>> start DATASET RECORDS

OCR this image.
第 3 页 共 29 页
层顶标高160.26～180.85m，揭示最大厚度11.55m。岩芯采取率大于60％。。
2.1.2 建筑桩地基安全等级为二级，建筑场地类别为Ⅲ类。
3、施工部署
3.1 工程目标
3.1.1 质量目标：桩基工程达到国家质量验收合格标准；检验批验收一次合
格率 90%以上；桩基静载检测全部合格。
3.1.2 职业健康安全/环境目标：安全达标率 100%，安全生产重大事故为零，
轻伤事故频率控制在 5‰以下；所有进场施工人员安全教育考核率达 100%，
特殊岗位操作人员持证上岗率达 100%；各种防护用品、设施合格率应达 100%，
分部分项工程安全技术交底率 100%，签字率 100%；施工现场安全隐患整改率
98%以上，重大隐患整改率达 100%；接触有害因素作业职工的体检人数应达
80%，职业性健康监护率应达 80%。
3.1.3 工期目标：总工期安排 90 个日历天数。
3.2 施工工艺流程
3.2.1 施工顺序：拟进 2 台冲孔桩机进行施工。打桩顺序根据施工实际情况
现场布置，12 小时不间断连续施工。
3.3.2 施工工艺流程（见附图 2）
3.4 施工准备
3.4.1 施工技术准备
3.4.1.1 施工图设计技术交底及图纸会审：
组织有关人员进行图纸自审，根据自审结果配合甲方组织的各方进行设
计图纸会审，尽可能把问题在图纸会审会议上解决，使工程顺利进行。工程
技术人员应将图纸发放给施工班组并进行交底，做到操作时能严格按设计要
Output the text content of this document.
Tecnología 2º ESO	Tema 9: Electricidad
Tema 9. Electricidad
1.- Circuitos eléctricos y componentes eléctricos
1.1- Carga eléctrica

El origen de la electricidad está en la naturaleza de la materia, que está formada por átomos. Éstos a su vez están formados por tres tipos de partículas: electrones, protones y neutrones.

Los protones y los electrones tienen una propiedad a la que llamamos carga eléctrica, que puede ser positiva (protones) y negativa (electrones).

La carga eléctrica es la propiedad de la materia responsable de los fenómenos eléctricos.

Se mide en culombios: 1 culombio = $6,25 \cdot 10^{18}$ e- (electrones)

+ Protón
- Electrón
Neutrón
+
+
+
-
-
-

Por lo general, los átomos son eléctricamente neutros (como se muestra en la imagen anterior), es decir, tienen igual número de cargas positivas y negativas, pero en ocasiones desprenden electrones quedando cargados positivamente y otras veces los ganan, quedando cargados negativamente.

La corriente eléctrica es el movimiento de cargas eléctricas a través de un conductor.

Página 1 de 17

>> end DATASET RECORDS

▶ _WHAT THE EXERCISE ASKS_: Show all lines from the listing above in which "protones" appears.

▶ _FINAL RESULT_:
El origen de la electricidad está en la naturaleza de la materia, que está formada por átomos. Éstos a su vez están formados por tres tipos de partículas: electrones, protones y neutrones.
Los protones y los electrones tienen una propiedad a la que llamamos carga eléctrica, que puede ser positiva (protones) y negativa (electrones).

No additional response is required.